* BEGIN GIVEN DATA *

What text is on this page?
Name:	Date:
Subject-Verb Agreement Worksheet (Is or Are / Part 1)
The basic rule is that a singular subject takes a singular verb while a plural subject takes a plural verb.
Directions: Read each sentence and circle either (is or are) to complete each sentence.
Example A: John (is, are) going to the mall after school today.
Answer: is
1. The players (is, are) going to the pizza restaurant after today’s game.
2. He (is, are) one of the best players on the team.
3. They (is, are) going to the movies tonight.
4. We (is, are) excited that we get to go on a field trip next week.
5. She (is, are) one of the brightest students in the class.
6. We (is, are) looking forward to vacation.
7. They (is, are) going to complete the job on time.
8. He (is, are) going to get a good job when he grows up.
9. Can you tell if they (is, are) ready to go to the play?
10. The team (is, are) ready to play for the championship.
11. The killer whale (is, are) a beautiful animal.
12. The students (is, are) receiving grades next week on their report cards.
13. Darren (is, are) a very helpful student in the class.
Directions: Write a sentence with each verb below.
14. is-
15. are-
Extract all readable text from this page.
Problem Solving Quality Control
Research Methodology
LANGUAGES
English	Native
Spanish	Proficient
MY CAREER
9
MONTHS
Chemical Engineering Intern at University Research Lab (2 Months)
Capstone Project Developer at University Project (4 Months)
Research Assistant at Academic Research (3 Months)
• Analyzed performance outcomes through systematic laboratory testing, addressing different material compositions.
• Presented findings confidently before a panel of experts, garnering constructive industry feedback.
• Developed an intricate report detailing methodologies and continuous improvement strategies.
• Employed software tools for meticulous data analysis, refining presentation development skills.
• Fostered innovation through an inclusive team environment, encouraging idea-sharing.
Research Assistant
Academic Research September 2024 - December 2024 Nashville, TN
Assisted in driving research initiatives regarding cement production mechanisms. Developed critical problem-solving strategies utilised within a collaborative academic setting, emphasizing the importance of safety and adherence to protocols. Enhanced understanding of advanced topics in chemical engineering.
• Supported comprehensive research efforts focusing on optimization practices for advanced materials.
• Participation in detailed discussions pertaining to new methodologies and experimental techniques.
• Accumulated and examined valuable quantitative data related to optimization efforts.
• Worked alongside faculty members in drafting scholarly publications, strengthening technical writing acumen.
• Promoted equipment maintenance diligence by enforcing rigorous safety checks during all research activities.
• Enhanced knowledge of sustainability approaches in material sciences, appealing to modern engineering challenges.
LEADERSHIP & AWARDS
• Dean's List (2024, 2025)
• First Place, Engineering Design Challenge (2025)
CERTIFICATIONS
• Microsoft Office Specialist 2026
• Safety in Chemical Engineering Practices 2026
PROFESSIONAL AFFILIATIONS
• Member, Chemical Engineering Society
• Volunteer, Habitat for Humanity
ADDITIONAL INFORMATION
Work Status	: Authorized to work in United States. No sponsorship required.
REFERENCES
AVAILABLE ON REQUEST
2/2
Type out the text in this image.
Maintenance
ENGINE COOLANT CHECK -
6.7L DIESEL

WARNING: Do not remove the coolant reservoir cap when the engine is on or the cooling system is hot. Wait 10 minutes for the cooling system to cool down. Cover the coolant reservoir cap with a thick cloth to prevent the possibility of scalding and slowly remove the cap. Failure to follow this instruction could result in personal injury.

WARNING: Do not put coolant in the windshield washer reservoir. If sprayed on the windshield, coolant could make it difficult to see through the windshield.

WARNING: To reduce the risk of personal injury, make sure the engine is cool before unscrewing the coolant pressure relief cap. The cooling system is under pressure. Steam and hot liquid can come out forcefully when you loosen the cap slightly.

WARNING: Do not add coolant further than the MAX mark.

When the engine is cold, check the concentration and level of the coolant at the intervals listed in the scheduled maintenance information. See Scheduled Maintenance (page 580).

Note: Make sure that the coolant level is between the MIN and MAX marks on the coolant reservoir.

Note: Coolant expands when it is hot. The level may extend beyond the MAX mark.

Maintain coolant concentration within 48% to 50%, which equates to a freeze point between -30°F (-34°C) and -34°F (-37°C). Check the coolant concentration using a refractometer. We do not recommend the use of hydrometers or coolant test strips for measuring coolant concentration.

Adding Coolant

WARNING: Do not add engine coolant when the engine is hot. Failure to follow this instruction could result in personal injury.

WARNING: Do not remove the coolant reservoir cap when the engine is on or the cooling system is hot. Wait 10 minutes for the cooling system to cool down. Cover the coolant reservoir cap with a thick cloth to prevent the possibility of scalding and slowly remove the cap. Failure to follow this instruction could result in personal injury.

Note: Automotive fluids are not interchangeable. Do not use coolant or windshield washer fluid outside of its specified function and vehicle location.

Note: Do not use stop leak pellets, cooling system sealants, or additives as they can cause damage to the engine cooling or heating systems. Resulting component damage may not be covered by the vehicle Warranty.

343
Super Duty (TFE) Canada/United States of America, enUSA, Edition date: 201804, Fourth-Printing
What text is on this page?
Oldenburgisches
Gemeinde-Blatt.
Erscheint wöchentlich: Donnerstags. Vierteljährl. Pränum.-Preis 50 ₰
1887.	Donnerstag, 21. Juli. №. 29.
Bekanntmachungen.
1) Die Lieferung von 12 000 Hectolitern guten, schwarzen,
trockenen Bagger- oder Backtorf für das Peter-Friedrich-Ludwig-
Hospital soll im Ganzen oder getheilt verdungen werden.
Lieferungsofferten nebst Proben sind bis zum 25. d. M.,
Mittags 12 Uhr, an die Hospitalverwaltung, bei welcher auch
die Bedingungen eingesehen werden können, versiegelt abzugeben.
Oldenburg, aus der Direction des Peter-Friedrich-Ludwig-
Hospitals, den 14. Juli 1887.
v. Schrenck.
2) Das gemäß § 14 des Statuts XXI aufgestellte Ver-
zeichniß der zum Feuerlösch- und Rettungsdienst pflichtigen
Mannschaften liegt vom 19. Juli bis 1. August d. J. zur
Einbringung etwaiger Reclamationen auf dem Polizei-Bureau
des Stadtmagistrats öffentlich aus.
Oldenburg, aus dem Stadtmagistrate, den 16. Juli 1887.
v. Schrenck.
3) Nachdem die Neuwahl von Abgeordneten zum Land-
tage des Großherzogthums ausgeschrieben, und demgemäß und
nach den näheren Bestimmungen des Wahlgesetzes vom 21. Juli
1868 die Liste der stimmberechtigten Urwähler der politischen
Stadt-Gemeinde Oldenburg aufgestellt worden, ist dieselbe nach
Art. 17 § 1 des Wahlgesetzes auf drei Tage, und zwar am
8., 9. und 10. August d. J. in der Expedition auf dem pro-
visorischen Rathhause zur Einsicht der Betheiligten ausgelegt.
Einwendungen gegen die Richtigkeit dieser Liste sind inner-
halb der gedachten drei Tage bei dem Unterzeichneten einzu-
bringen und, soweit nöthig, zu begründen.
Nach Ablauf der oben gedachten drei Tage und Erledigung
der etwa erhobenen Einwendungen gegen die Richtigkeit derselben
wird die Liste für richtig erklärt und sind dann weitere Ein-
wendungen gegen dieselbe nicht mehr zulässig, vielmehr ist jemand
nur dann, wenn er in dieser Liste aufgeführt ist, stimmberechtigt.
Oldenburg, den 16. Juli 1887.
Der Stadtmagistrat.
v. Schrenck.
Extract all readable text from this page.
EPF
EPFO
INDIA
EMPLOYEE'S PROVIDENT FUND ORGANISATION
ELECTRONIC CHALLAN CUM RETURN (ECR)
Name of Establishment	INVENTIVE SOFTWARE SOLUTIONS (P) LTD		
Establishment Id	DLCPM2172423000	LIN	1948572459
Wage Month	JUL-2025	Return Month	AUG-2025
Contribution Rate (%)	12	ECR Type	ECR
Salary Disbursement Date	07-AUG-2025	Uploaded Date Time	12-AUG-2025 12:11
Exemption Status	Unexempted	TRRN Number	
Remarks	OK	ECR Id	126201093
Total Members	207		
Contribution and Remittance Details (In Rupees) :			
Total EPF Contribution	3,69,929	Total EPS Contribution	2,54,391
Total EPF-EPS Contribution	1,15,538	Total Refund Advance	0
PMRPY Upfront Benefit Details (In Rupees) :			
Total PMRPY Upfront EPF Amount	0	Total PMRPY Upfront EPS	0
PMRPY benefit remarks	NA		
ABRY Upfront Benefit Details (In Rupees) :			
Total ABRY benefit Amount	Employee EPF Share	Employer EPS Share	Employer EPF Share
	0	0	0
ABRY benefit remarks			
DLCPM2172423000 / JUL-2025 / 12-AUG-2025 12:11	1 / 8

* END GIVEN DATA *

[REQUIREMENTS]
From the listing above, copy every line that includes the word "vehicle".

[PROBLEM SOLUTION]
Note: Automotive fluids are not interchangeable. Do not use coolant or windshield washer fluid outside of its specified function and vehicle location.
Note: Do not use stop leak pellets, cooling system sealants, or additives as they can cause damage to the engine cooling or heating systems. Resulting component damage may not be covered by the vehicle Warranty.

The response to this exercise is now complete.